### Data records
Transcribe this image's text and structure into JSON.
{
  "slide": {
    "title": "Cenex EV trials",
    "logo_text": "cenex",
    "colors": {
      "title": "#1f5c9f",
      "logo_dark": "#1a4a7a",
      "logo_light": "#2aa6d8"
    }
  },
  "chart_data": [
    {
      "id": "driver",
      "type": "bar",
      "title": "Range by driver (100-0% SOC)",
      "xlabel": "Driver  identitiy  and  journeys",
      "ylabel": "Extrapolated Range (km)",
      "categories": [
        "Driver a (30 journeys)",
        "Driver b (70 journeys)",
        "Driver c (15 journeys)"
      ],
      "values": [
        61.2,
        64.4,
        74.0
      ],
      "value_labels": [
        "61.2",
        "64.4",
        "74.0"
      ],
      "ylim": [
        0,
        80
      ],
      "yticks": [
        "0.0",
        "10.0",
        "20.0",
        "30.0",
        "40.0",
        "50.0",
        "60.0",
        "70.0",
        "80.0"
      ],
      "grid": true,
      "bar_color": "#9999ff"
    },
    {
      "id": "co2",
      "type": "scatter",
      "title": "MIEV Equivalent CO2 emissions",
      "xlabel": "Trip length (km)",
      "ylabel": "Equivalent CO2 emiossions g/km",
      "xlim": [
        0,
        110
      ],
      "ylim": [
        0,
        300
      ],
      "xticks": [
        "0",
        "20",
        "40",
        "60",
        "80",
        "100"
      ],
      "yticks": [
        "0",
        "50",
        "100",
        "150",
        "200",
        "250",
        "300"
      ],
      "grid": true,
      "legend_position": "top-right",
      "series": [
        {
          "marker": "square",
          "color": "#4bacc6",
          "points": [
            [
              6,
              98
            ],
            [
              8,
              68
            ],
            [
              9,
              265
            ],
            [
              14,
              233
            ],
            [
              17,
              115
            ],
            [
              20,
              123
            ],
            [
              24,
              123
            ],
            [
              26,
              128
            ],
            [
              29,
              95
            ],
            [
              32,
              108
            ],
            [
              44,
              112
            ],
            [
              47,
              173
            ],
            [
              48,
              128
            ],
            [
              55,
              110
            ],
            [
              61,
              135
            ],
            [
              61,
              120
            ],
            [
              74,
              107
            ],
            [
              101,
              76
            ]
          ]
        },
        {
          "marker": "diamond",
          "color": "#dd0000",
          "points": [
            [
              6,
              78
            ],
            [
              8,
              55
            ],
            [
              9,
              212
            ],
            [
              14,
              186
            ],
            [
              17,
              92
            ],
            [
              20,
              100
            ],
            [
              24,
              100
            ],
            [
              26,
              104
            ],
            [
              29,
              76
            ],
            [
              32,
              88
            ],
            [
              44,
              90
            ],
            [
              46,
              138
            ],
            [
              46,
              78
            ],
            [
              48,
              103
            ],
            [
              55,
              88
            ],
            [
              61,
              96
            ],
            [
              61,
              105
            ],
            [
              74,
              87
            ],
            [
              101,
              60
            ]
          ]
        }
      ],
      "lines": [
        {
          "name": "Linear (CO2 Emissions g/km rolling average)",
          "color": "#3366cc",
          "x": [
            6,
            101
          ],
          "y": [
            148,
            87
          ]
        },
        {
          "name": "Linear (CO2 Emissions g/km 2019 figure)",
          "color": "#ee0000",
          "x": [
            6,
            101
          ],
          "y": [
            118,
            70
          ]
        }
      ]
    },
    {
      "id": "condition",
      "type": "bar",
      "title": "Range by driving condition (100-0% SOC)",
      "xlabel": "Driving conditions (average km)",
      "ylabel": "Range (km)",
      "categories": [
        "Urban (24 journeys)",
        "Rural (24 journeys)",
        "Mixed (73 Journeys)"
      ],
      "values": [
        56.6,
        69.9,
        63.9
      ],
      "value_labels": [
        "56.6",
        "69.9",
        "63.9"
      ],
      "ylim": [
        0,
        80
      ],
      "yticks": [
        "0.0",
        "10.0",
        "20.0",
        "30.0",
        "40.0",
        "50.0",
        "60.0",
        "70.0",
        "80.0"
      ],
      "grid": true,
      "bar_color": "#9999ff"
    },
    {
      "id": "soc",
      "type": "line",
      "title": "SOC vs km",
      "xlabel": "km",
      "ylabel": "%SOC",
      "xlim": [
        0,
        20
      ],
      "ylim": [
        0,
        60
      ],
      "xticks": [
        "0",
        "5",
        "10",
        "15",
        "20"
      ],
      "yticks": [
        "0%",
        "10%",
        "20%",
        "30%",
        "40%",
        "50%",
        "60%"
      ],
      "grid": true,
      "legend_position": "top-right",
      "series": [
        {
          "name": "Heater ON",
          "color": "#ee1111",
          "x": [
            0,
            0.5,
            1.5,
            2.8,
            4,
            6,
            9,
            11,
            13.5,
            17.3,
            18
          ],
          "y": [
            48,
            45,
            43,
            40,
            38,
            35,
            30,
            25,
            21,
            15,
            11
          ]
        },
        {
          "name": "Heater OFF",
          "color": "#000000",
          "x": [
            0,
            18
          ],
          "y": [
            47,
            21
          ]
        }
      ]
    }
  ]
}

### Exercise
Restate the whole listing exactly.

### Full answer
Transcribe this image's text and structure into JSON.
{
  "slide": {
    "title": "Cenex EV trials",
    "logo_text": "cenex",
    "colors": {
      "title": "#1f5c9f",
      "logo_dark": "#1a4a7a",
      "logo_light": "#2aa6d8"
    }
  },
  "chart_data": [
    {
      "id": "driver",
      "type": "bar",
      "title": "Range by driver (100-0% SOC)",
      "xlabel": "Driver  identitiy  and  journeys",
      "ylabel": "Extrapolated Range (km)",
      "categories": [
        "Driver a (30 journeys)",
        "Driver b (70 journeys)",
        "Driver c (15 journeys)"
      ],
      "values": [
        61.2,
        64.4,
        74.0
      ],
      "value_labels": [
        "61.2",
        "64.4",
        "74.0"
      ],
      "ylim": [
        0,
        80
      ],
      "yticks": [
        "0.0",
        "10.0",
        "20.0",
        "30.0",
        "40.0",
        "50.0",
        "60.0",
        "70.0",
        "80.0"
      ],
      "grid": true,
      "bar_color": "#9999ff"
    },
    {
      "id": "co2",
      "type": "scatter",
      "title": "MIEV Equivalent CO2 emissions",
      "xlabel": "Trip length (km)",
      "ylabel": "Equivalent CO2 emiossions g/km",
      "xlim": [
        0,
        110
      ],
      "ylim": [
        0,
        300
      ],
      "xticks": [
        "0",
        "20",
        "40",
        "60",
        "80",
        "100"
      ],
      "yticks": [
        "0",
        "50",
        "100",
        "150",
        "200",
        "250",
        "300"
      ],
      "grid": true,
      "legend_position": "top-right",
      "series": [
        {
          "marker": "square",
          "color": "#4bacc6",
          "points": [
            [
              6,
              98
            ],
            [
              8,
              68
            ],
            [
              9,
              265
            ],
            [
              14,
              233
            ],
            [
              17,
              115
            ],
            [
              20,
              123
            ],
            [
              24,
              123
            ],
            [
              26,
              128
            ],
            [
              29,
              95
            ],
            [
              32,
              108
            ],
            [
              44,
              112
            ],
            [
              47,
              173
            ],
            [
              48,
              128
            ],
            [
              55,
              110
            ],
            [
              61,
              135
            ],
            [
              61,
              120
            ],
            [
              74,
              107
            ],
            [
              101,
              76
            ]
          ]
        },
        {
          "marker": "diamond",
          "color": "#dd0000",
          "points": [
            [
              6,
              78
            ],
            [
              8,
              55
            ],
            [
              9,
              212
            ],
            [
              14,
              186
            ],
            [
              17,
              92
            ],
            [
              20,
              100
            ],
            [
              24,
              100
            ],
            [
              26,
              104
            ],
            [
              29,
              76
            ],
            [
              32,
              88
            ],
            [
              44,
              90
            ],
            [
              46,
              138
            ],
            [
              46,
              78
            ],
            [
              48,
              103
            ],
            [
              55,
              88
            ],
            [
              61,
              96
            ],
            [
              61,
              105
            ],
            [
              74,
              87
            ],
            [
              101,
              60
            ]
          ]
        }
      ],
      "lines": [
        {
          "name": "Linear (CO2 Emissions g/km rolling average)",
          "color": "#3366cc",
          "x": [
            6,
            101
          ],
          "y": [
            148,
            87
          ]
        },
        {
          "name": "Linear (CO2 Emissions g/km 2019 figure)",
          "color": "#ee0000",
          "x": [
            6,
            101
          ],
          "y": [
            118,
            70
          ]
        }
      ]
    },
    {
      "id": "condition",
      "type": "bar",
      "title": "Range by driving condition (100-0% SOC)",
      "xlabel": "Driving conditions (average km)",
      "ylabel": "Range (km)",
      "categories": [
        "Urban (24 journeys)",
        "Rural (24 journeys)",
        "Mixed (73 Journeys)"
      ],
      "values": [
        56.6,
        69.9,
        63.9
      ],
      "value_labels": [
        "56.6",
        "69.9",
        "63.9"
      ],
      "ylim": [
        0,
        80
      ],
      "yticks": [
        "0.0",
        "10.0",
        "20.0",
        "30.0",
        "40.0",
        "50.0",
        "60.0",
        "70.0",
        "80.0"
      ],
      "grid": true,
      "bar_color": "#9999ff"
    },
    {
      "id": "soc",
      "type": "line",
      "title": "SOC vs km",
      "xlabel": "km",
      "ylabel": "%SOC",
      "xlim": [
        0,
        20
      ],
      "ylim": [
        0,
        60
      ],
      "xticks": [
        "0",
        "5",
        "10",
        "15",
        "20"
      ],
      "yticks": [
        "0%",
        "10%",
        "20%",
        "30%",
        "40%",
        "50%",
        "60%"
      ],
      "grid": true,
      "legend_position": "top-right",
      "series": [
        {
          "name": "Heater ON",
          "color": "#ee1111",
          "x": [
            0,
            0.5,
            1.5,
            2.8,
            4,
            6,
            9,
            11,
            13.5,
            17.3,
            18
          ],
          "y": [
            48,
            45,
            43,
            40,
            38,
            35,
            30,
            25,
            21,
            15,
            11
          ]
        },
        {
          "name": "Heater OFF",
          "color": "#000000",
          "x": [
            0,
            18
          ],
          "y": [
            47,
            21
          ]
        }
      ]
    }
  ]
}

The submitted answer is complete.